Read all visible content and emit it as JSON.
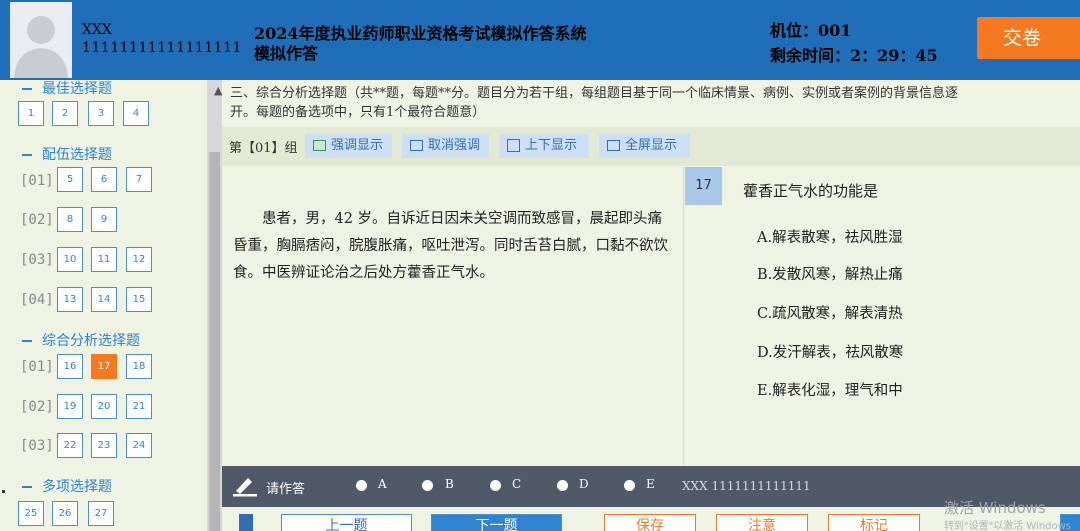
{
  "header": {
    "user_name": "XXX",
    "user_id": "11111111111111111",
    "title": "2024年度执业药师职业资格考试模拟作答系统",
    "subtitle": "模拟作答",
    "seat": "机位：001",
    "time_left": "剩余时间：2：29：45",
    "submit_label": "交卷"
  },
  "sidebar": {
    "sections": [
      {
        "title": "最佳选择题",
        "groups": [
          {
            "label": "",
            "items": [
              "1",
              "2",
              "3",
              "4"
            ]
          }
        ]
      },
      {
        "title": "配伍选择题",
        "groups": [
          {
            "label": "[01]",
            "items": [
              "5",
              "6",
              "7"
            ]
          },
          {
            "label": "[02]",
            "items": [
              "8",
              "9"
            ]
          },
          {
            "label": "[03]",
            "items": [
              "10",
              "11",
              "12"
            ]
          },
          {
            "label": "[04]",
            "items": [
              "13",
              "14",
              "15"
            ]
          }
        ]
      },
      {
        "title": "综合分析选择题",
        "groups": [
          {
            "label": "[01]",
            "items": [
              "16",
              "17",
              "18"
            ]
          },
          {
            "label": "[02]",
            "items": [
              "19",
              "20",
              "21"
            ]
          },
          {
            "label": "[03]",
            "items": [
              "22",
              "23",
              "24"
            ]
          }
        ]
      },
      {
        "title": "多项选择题",
        "groups": [
          {
            "label": "",
            "items": [
              "25",
              "26",
              "27"
            ]
          }
        ]
      }
    ],
    "active_item": "17"
  },
  "instructions": {
    "line1": "三、综合分析选择题（共**题，每题**分。题目分为若干组，每组题目基于同一个临床情景、病例、实例或者案例的背景信息逐",
    "line2": "开。每题的备选项中，只有1个最符合题意）"
  },
  "toolbar": {
    "group_no": "第【01】组",
    "emphasize": "强调显示",
    "cancel_emphasize": "取消强调",
    "vertical": "上下显示",
    "fullscreen": "全屏显示"
  },
  "question": {
    "stem": "患者，男，42 岁。自诉近日因未关空调而致感冒，晨起即头痛昏重，胸膈痞闷，脘腹胀痛，呕吐泄泻。同时舌苔白腻，口黏不欲饮食。中医辨证论治之后处方藿香正气水。",
    "number": "17",
    "title": "藿香正气水的功能是",
    "options": [
      "A.解表散寒，祛风胜湿",
      "B.发散风寒，解热止痛",
      "C.疏风散寒，解表清热",
      "D.发汗解表，祛风散寒",
      "E.解表化湿，理气和中"
    ]
  },
  "answer_bar": {
    "label": "请作答",
    "choices": [
      "A",
      "B",
      "C",
      "D",
      "E"
    ],
    "user": "XXX 1111111111111"
  },
  "bottom_nav": {
    "prev": "上一题",
    "next": "下一题",
    "b3": "保存",
    "b4": "注意",
    "b5": "标记"
  },
  "watermark": {
    "line1": "激活 Windows",
    "line2": "转到\"设置\"以激活 Windows"
  },
  "colors": {
    "header_blue": "#1e6eb8",
    "accent_orange": "#f47920",
    "link_blue": "#2f84d0"
  }
}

────

> [WHAT IS ASKED]:
Quote the listing above in full, except for the pictures.

> [TASK ANSWER]:
Read all visible content and emit it as JSON.
{
  "header": {
    "user_name": "XXX",
    "user_id": "11111111111111111",
    "title": "2024年度执业药师职业资格考试模拟作答系统",
    "subtitle": "模拟作答",
    "seat": "机位：001",
    "time_left": "剩余时间：2：29：45",
    "submit_label": "交卷"
  },
  "sidebar": {
    "sections": [
      {
        "title": "最佳选择题",
        "groups": [
          {
            "label": "",
            "items": [
              "1",
              "2",
              "3",
              "4"
            ]
          }
        ]
      },
      {
        "title": "配伍选择题",
        "groups": [
          {
            "label": "[01]",
            "items": [
              "5",
              "6",
              "7"
            ]
          },
          {
            "label": "[02]",
            "items": [
              "8",
              "9"
            ]
          },
          {
            "label": "[03]",
            "items": [
              "10",
              "11",
              "12"
            ]
          },
          {
            "label": "[04]",
            "items": [
              "13",
              "14",
              "15"
            ]
          }
        ]
      },
      {
        "title": "综合分析选择题",
        "groups": [
          {
            "label": "[01]",
            "items": [
              "16",
              "17",
              "18"
            ]
          },
          {
            "label": "[02]",
            "items": [
              "19",
              "20",
              "21"
            ]
          },
          {
            "label": "[03]",
            "items": [
              "22",
              "23",
              "24"
            ]
          }
        ]
      },
      {
        "title": "多项选择题",
        "groups": [
          {
            "label": "",
            "items": [
              "25",
              "26",
              "27"
            ]
          }
        ]
      }
    ],
    "active_item": "17"
  },
  "instructions": {
    "line1": "三、综合分析选择题（共**题，每题**分。题目分为若干组，每组题目基于同一个临床情景、病例、实例或者案例的背景信息逐",
    "line2": "开。每题的备选项中，只有1个最符合题意）"
  },
  "toolbar": {
    "group_no": "第【01】组",
    "emphasize": "强调显示",
    "cancel_emphasize": "取消强调",
    "vertical": "上下显示",
    "fullscreen": "全屏显示"
  },
  "question": {
    "stem": "患者，男，42 岁。自诉近日因未关空调而致感冒，晨起即头痛昏重，胸膈痞闷，脘腹胀痛，呕吐泄泻。同时舌苔白腻，口黏不欲饮食。中医辨证论治之后处方藿香正气水。",
    "number": "17",
    "title": "藿香正气水的功能是",
    "options": [
      "A.解表散寒，祛风胜湿",
      "B.发散风寒，解热止痛",
      "C.疏风散寒，解表清热",
      "D.发汗解表，祛风散寒",
      "E.解表化湿，理气和中"
    ]
  },
  "answer_bar": {
    "label": "请作答",
    "choices": [
      "A",
      "B",
      "C",
      "D",
      "E"
    ],
    "user": "XXX 1111111111111"
  },
  "bottom_nav": {
    "prev": "上一题",
    "next": "下一题",
    "b3": "保存",
    "b4": "注意",
    "b5": "标记"
  },
  "watermark": {
    "line1": "激活 Windows",
    "line2": "转到\"设置\"以激活 Windows"
  },
  "colors": {
    "header_blue": "#1e6eb8",
    "accent_orange": "#f47920",
    "link_blue": "#2f84d0"
  }
}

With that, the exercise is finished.